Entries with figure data
____________________
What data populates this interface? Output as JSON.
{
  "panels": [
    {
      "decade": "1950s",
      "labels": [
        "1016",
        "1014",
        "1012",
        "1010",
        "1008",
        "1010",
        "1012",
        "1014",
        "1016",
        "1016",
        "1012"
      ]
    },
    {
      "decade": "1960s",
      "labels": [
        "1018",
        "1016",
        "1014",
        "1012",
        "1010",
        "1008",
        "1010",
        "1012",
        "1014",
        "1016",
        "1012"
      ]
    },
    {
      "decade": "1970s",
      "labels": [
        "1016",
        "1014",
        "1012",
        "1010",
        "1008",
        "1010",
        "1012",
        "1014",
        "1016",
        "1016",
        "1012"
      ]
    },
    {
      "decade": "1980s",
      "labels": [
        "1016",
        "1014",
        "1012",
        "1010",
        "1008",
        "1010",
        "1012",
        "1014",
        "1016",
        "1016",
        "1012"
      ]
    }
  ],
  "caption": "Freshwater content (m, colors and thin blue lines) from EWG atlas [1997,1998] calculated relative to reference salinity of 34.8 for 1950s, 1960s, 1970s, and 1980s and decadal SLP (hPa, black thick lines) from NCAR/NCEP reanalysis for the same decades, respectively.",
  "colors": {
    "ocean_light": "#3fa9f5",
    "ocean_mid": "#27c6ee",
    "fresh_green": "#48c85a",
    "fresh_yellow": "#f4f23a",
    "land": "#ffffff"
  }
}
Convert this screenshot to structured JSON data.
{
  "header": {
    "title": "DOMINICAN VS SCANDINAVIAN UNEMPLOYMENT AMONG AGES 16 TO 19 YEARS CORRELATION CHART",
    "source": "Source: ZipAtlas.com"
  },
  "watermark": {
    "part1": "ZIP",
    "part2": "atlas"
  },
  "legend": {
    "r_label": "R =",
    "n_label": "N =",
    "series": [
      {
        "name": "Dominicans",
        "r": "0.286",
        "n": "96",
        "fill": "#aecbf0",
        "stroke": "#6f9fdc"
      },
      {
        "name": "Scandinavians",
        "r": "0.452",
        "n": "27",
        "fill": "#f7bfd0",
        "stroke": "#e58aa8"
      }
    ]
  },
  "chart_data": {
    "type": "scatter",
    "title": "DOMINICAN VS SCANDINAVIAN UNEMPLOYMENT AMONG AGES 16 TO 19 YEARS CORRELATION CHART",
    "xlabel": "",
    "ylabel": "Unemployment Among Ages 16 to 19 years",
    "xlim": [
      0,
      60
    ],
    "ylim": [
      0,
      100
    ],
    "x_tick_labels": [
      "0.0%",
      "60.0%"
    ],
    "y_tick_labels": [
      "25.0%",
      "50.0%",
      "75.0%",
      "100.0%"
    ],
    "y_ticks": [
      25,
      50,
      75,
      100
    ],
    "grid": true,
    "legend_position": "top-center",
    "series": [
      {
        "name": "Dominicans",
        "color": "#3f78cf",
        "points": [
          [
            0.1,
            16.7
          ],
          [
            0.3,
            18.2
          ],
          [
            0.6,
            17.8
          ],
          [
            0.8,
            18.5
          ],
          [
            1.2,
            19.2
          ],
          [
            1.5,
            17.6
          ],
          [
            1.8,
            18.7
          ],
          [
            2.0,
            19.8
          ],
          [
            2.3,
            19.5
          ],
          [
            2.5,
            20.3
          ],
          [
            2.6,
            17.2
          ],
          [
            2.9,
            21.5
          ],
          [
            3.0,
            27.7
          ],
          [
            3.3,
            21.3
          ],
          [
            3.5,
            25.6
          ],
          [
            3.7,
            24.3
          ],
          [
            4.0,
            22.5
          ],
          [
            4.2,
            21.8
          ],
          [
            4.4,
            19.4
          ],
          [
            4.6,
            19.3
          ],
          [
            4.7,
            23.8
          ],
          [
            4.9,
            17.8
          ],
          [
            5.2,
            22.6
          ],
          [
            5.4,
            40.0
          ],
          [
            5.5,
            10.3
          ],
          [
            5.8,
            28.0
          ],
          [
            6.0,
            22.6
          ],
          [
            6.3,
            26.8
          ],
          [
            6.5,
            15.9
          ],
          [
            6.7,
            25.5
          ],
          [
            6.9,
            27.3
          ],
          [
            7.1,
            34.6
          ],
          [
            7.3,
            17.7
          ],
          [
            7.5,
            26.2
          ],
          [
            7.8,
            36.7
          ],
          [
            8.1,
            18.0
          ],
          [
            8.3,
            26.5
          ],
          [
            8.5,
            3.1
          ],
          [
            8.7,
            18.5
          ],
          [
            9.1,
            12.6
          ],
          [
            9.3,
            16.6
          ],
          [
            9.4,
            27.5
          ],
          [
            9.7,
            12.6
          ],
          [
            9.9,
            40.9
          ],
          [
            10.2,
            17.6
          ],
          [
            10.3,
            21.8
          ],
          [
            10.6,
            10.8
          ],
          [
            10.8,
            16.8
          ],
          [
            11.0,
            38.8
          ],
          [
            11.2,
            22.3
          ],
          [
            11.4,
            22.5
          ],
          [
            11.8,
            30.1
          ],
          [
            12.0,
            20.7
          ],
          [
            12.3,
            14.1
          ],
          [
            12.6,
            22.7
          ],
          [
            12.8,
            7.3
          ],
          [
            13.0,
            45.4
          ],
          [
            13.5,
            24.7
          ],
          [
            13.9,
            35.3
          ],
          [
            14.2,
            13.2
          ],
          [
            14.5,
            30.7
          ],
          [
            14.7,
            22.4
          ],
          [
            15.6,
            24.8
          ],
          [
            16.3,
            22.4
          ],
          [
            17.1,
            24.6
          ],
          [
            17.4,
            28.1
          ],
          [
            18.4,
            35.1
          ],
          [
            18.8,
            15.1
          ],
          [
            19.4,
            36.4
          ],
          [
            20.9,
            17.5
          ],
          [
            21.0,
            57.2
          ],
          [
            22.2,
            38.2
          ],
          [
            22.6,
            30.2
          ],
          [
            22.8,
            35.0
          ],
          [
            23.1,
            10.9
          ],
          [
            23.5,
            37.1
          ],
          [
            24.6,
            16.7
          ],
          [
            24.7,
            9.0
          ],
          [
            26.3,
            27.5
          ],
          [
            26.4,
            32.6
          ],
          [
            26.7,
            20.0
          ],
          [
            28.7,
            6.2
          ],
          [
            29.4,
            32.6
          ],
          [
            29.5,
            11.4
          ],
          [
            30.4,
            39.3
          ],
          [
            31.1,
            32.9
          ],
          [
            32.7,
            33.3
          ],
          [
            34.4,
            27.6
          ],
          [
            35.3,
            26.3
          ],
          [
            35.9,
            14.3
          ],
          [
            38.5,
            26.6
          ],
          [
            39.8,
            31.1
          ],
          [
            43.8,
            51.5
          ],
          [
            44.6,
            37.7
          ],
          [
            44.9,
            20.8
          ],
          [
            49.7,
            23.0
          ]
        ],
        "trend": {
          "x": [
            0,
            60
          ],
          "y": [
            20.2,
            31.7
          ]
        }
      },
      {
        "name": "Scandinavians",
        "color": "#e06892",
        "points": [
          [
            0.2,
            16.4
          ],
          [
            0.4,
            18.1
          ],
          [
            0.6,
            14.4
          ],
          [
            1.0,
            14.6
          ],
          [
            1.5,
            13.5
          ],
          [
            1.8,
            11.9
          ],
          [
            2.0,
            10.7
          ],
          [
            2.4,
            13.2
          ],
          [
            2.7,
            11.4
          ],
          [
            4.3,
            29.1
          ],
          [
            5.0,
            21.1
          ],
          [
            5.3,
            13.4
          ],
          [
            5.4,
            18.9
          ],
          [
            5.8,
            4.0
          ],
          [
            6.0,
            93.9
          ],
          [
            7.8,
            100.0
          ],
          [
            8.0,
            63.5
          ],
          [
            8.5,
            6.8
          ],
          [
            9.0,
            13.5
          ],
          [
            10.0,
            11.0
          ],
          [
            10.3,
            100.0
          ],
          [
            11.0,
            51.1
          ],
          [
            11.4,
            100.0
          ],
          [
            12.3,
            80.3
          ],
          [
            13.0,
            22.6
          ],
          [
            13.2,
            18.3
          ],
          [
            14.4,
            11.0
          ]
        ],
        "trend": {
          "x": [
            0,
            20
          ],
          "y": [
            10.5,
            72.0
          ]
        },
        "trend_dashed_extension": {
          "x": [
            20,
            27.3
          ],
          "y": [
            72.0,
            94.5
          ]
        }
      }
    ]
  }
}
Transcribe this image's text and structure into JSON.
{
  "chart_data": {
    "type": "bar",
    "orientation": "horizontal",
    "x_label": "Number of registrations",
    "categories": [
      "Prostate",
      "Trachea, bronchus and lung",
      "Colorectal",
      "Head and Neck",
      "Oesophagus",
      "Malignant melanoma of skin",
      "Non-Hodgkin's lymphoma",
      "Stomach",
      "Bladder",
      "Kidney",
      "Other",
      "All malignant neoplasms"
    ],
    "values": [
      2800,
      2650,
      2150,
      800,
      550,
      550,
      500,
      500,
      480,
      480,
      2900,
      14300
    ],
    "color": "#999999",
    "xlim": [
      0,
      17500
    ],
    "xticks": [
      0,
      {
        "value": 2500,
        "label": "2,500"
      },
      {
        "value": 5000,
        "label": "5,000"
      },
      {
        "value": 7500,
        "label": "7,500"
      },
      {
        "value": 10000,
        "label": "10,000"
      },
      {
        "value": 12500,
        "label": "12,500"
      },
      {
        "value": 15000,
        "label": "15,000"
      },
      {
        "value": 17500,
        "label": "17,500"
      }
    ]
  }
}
____________________
YOUR INSTRUCTIONS:
Each line from the one with "Transcribe this image's" through the last line of the records must be written out word for word. Include nothing else.

TASK OUTPUT:
Transcribe this image's text and structure into JSON.
{
  "chart_data": {
    "type": "bar",
    "orientation": "horizontal",
    "x_label": "Number of registrations",
    "categories": [
      "Prostate",
      "Trachea, bronchus and lung",
      "Colorectal",
      "Head and Neck",
      "Oesophagus",
      "Malignant melanoma of skin",
      "Non-Hodgkin's lymphoma",
      "Stomach",
      "Bladder",
      "Kidney",
      "Other",
      "All malignant neoplasms"
    ],
    "values": [
      2800,
      2650,
      2150,
      800,
      550,
      550,
      500,
      500,
      480,
      480,
      2900,
      14300
    ],
    "color": "#999999",
    "xlim": [
      0,
      17500
    ],
    "xticks": [
      0,
      {
        "value": 2500,
        "label": "2,500"
      },
      {
        "value": 5000,
        "label": "5,000"
      },
      {
        "value": 7500,
        "label": "7,500"
      },
      {
        "value": 10000,
        "label": "10,000"
      },
      {
        "value": 12500,
        "label": "12,500"
      },
      {
        "value": 15000,
        "label": "15,000"
      },
      {
        "value": 17500,
        "label": "17,500"
      }
    ]
  }
}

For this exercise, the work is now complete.